# SOURCE TEXT:
There is growing recognition that ever-fatter Americans' tendency to be sedentary is at least partially due to an environment that discourages getting off the couch and out of the car. Do adults walk three blocks to the bus stop, or drive to work? Can kids walk to school? Is there a walking or biking path to the post office, restaurant, a friend's house?

In a sprawling community, homes are far from work, stores and schools, and safe walking and biking is difficult. But Thursday's research marks the first attempt to pinpoint just how much that matters.

Rutgers University urban planner Reid Ewing rated the amount of sprawl in 448 counties that surround metropolitan areas — counties home to two-thirds of the population — and then tracked CDC data on the health of 200,000 area residents.

All other factors being equal, each extra degree of sprawl meant extra weight, less walking and a little more high blood pressure, he concluded. Someone living in the most sprawling county — Geauga County outside Cleveland — would weigh 6.3 pounds more than if that same person lived in the most compact area, Manhattan.

The nation's most compact areas were four boroughs of New York City — Manhattan, Brooklyn, the Bronx and Queens; San Francisco County; Jersey City, N.J.'s Hudson County; Philadelphia; and Boston's Suffolk County.

Most sprawling were outlying counties of Southeast and Midwest metro areas: Cleveland's Geauga; Goochland County outside Richmond, Va.; Clinton County near Lansing, Mich.

In the 25 most compact counties, 22.8 percent of adults had high blood pressure and 19.2 percent were obese. In the 25 most sprawling counties, those rates were 25.3 percent and 21.2 percent, respectively.

Those aren't huge differences, Ewing acknowledged. But the risk from sprawl equaled certain other risk factors for obesity and hypertension, such as eating few fruits and vegetables, he said.

Far worse were Pucher's findings that per trip, American pedestrians are roughly three times more likely to be killed by a passing car than German pedestrians — and over six times more likely than Dutch pedestrians. For bicyclists, Americans are twice as likely to be killed as Germans and over three times as likely as Dutch cyclists.

In Europe, people make 33 percent of their trips by foot or bicycle, compared with just 9.4 percent of Americans' trips.

Pucher said the extra activity had to be healthy, as life expectancy in the Netherlands and Germany is about two years longer than in the United States, and obesity rates are lower.

Why can these Europeans walk and bike more, and more safely, than Americans? It's not just travel distance — 41 percent of U.S. trips are shorter than 2 miles, yet most are by car.

Instead, Pucher cited Dutch and German policies that encourage more sidewalks and bike paths, traffic calming, auto-free zones in cities, extensive road-sharing education for drivers and cyclists, and pedestrian-friendly urban design.

Some groups plan to use the research to back so-called smart-growth initiatives, including a battle in Congress next month over whether $600 million in transportation funds should go for safer cycling and walking programs and other transit alternatives, or for highway construction.

Some U.S. cities are copying Europe's policies, said Andy Clarke of the League of American Bicyclists. Education and urban design let Portland, Ore., for instance, increase ridership by 143 percent in the last decade without increasing crashes, he said.

The kind of urban redesign the new research envisions will take time, cautioned CDC's Jackson. "It's really about the communities and environments we're going to give our children and our grandchildren."

# DATA LINES:

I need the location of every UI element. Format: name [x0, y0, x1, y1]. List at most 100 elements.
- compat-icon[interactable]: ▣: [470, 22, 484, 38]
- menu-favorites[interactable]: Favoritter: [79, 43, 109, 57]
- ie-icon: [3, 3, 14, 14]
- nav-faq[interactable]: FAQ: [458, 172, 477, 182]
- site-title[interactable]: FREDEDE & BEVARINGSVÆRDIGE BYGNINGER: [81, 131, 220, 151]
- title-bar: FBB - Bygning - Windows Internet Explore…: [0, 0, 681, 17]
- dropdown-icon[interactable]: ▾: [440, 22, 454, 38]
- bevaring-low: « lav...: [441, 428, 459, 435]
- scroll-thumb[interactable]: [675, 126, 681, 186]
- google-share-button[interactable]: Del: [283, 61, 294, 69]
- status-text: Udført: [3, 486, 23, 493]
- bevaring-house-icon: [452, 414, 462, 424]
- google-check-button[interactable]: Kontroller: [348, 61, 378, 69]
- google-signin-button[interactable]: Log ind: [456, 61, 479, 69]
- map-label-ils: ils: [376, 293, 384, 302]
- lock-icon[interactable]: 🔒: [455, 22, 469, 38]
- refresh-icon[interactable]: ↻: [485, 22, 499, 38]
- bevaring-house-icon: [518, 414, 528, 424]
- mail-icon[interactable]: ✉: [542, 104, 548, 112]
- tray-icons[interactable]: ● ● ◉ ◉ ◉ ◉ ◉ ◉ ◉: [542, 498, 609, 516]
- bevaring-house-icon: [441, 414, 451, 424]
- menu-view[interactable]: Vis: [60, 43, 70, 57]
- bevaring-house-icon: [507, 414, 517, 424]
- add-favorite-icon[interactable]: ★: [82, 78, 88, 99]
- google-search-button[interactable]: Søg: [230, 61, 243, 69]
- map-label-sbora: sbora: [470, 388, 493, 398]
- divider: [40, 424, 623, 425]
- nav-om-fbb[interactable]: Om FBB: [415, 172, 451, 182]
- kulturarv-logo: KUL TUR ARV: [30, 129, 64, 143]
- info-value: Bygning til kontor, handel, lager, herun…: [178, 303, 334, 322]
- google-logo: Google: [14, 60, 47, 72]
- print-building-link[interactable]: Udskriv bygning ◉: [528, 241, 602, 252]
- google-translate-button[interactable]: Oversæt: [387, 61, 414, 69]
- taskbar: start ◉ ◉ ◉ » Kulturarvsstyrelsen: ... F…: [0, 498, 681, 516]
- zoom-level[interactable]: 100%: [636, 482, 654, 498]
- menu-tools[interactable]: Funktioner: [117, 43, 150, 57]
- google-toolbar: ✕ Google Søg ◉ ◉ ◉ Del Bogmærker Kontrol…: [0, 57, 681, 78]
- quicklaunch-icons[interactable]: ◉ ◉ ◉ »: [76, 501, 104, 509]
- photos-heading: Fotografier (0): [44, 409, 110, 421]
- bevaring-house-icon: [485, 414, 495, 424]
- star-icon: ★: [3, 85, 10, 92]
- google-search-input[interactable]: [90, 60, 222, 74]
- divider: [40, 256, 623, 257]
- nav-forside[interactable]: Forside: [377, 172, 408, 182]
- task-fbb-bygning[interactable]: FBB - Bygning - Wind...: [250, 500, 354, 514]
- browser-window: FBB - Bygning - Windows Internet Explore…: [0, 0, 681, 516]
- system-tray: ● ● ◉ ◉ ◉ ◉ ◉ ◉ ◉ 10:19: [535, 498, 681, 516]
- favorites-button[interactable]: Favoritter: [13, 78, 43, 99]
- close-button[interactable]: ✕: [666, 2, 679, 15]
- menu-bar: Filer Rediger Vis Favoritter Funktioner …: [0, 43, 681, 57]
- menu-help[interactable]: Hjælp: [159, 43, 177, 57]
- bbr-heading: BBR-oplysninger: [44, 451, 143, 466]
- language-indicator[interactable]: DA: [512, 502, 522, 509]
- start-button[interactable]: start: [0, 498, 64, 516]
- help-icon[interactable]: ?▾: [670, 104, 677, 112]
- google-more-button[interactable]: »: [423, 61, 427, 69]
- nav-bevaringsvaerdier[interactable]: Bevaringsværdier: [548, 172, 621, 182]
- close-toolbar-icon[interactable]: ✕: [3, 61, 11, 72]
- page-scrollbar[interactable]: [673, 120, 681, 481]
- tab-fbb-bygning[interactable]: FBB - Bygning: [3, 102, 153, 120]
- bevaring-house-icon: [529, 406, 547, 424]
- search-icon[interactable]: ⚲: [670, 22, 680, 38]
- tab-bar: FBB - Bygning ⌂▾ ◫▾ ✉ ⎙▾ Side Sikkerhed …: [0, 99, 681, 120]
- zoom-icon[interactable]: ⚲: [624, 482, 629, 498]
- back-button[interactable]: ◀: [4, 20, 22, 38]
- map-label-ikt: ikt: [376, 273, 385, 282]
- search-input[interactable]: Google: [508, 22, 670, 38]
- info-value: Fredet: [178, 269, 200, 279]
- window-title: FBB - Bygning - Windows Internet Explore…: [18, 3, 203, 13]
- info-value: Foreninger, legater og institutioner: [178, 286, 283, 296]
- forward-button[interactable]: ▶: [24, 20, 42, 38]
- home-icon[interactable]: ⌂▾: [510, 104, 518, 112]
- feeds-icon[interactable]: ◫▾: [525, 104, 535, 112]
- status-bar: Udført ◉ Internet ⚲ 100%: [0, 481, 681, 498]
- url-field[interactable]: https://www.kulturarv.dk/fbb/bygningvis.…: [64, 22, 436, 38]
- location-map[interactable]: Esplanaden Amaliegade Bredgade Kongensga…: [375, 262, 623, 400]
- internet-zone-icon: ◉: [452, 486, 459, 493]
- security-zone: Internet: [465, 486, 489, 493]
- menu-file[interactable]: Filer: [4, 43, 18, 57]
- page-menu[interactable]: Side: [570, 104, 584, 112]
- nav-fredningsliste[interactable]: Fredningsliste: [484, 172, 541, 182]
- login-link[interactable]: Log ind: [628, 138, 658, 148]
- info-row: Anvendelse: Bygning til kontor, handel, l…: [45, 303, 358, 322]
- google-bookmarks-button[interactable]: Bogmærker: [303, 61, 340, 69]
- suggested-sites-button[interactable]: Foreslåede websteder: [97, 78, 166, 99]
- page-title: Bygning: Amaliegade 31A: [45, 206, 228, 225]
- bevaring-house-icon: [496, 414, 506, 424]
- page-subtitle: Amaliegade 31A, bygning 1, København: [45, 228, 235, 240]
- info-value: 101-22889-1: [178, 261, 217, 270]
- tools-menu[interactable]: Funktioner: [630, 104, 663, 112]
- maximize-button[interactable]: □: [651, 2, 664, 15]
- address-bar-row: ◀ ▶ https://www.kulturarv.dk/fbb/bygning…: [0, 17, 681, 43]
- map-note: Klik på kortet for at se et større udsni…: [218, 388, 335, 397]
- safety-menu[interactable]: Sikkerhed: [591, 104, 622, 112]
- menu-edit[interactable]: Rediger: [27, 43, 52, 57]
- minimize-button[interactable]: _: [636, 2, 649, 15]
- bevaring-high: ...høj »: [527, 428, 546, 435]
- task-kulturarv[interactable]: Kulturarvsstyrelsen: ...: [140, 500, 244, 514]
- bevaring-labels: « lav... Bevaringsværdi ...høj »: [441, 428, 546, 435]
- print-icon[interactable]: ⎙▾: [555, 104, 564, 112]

# WHAT TO WORK ON:
a – Please retype the sprawl article from "Far worse were" down to "are by car.".
b – According to the sprawl article, how many counties did Reid Ewing rate for sprawl?
c – For each statement, tell whether the sprawl article agrees, answering yes or no and quoting the words that decide it: (i) Portland, Ore., raised ridership by 143 percent over the last decade. (ii) In the 25 most sprawling counties, 19.2 percent of adults were obese. (iii) Ewing tracked CDC health data on 200,000 area residents.
The records were taken from a separate source.

# SOLUTIONS:
a –
Far worse were Pucher's findings that per trip, American pedestrians are roughly three times more likely to be killed by a passing car than German pedestrians — and over six times more likely than Dutch pedestrians. For bicyclists, Americans are twice as likely to be killed as Germans and over three times as likely as Dutch cyclists.

In Europe, people make 33 percent of their trips by foot or bicycle, compared with just 9.4 percent of Americans' trips.

Pucher said the extra activity had to be healthy, as life expectancy in the Netherlands and Germany is about two years longer than in the United States, and obesity rates are lower.

Why can these Europeans walk and bike more, and more safely, than Americans? It's not just travel distance — 41 percent of U.S. trips are shorter than 2 miles, yet most are by car.

b – 448 counties.

c –
(i) Yes: "increase ridership by 143 percent in the last decade without increasing crashes"
(ii) No: "In the 25 most sprawling counties, those rates were 25.3 percent and 21.2 percent, respectively."
(iii) Yes: "tracked CDC data on the health of 200,000 area residents"